## Exercise directions
Scan the material that follows. Copy every line containing the word "Couture".
[Stored rows start]
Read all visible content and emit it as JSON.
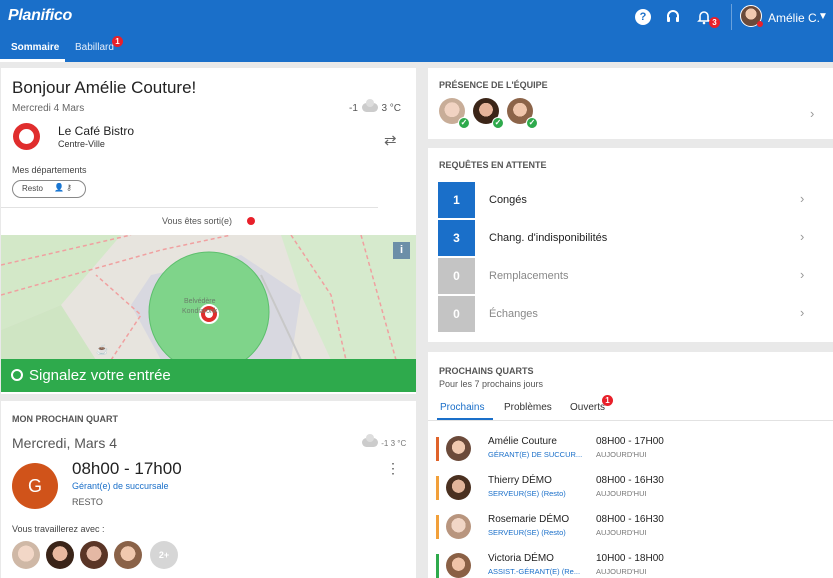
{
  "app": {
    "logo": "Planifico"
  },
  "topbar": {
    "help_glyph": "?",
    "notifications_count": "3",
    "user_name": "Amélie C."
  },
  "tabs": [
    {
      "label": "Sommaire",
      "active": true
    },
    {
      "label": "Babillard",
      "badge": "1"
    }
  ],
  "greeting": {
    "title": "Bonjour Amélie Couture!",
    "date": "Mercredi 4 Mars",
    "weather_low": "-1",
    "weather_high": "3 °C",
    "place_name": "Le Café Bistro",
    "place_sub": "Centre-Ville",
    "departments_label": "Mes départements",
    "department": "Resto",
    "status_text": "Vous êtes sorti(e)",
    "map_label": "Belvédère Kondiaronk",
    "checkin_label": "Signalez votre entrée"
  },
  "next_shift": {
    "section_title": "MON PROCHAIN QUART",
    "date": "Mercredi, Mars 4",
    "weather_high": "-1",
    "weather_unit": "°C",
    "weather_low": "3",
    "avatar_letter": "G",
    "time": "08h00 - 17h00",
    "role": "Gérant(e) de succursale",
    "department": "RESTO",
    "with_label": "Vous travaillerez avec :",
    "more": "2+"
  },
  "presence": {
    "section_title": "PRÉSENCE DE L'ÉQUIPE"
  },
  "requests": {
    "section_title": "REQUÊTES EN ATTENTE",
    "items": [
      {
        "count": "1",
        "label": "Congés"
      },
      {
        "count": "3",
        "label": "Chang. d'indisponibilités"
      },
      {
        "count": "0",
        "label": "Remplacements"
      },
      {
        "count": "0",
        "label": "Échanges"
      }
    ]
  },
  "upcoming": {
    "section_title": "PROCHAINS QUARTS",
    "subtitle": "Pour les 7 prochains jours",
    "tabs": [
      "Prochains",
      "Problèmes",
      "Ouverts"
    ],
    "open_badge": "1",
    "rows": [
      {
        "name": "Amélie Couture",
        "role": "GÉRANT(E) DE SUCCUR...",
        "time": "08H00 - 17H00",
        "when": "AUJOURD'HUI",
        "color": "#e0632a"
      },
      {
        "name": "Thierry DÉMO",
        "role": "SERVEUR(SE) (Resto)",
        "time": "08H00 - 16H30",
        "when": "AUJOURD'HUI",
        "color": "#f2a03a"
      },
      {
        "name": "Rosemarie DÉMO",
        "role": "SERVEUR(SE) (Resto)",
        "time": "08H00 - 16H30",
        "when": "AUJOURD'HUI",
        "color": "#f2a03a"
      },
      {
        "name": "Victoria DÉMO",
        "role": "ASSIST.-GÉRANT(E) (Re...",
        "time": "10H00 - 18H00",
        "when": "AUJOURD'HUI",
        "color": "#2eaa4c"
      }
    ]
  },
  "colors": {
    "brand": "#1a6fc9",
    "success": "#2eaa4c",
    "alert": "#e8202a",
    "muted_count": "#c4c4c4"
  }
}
[Stored rows end]
[Stored rows start]
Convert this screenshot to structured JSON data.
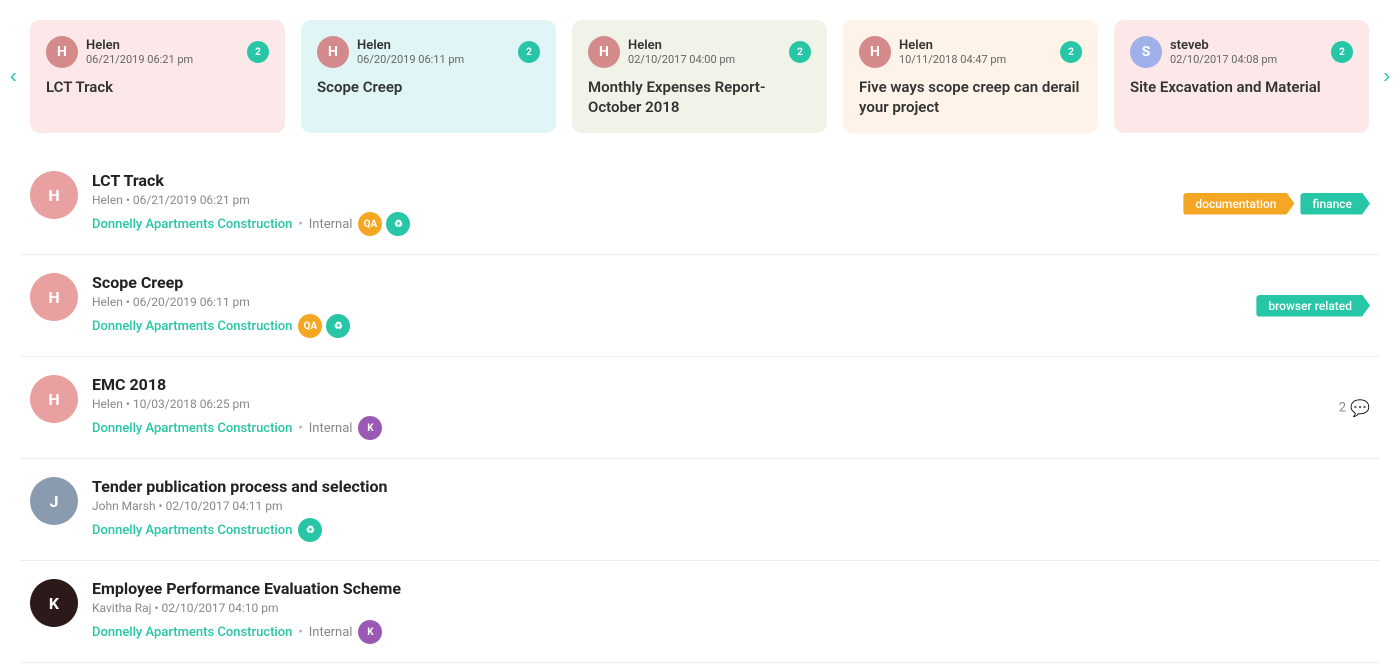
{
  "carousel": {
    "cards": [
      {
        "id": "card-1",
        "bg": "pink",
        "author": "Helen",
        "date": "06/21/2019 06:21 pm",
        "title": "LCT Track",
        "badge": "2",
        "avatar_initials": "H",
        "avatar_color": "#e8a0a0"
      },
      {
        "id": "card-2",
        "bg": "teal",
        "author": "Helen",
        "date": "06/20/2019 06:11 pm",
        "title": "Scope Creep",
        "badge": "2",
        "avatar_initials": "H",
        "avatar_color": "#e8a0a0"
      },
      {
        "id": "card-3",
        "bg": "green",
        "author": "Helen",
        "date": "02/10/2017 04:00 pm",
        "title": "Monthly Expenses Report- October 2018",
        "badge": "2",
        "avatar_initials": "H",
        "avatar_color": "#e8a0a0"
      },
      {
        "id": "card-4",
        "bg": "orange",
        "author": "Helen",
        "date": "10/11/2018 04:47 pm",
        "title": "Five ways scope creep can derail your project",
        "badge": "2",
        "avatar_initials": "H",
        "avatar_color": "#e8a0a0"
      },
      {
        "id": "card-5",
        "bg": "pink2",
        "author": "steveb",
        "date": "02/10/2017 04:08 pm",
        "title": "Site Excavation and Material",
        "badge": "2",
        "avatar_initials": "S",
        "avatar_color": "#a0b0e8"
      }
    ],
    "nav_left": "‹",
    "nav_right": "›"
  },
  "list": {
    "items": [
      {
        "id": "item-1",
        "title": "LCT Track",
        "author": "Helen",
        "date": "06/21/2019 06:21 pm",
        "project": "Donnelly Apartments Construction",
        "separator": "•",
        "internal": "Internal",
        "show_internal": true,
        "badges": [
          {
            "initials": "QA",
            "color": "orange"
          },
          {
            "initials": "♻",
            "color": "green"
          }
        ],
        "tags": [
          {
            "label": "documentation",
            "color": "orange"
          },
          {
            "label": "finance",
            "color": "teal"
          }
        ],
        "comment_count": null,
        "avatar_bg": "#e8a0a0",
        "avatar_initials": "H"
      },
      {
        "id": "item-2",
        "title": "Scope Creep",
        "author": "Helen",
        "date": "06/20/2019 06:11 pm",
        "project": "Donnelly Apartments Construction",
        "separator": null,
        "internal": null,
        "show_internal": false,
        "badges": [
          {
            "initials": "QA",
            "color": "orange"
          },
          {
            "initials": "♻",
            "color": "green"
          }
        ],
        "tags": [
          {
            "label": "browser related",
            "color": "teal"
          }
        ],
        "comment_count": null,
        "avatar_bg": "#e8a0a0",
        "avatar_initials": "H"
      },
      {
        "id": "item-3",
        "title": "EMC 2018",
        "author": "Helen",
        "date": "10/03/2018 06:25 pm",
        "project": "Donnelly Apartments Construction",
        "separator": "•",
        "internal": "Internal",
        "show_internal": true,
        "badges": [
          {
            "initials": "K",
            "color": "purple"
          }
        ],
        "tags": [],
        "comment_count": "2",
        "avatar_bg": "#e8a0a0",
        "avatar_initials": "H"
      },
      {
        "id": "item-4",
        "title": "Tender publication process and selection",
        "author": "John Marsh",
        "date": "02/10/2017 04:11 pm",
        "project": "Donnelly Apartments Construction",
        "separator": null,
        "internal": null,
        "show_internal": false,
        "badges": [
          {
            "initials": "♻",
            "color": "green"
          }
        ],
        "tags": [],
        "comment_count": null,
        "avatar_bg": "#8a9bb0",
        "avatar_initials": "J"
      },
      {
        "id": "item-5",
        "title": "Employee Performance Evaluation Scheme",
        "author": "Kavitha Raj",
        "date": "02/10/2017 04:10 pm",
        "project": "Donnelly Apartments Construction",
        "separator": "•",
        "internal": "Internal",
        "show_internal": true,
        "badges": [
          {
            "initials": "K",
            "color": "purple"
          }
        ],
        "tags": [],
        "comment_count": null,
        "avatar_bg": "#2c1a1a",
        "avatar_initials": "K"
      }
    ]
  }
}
[Stored rows end]
## Written response
    "title": "Bonjour Amélie Couture!",
        "name": "Amélie Couture",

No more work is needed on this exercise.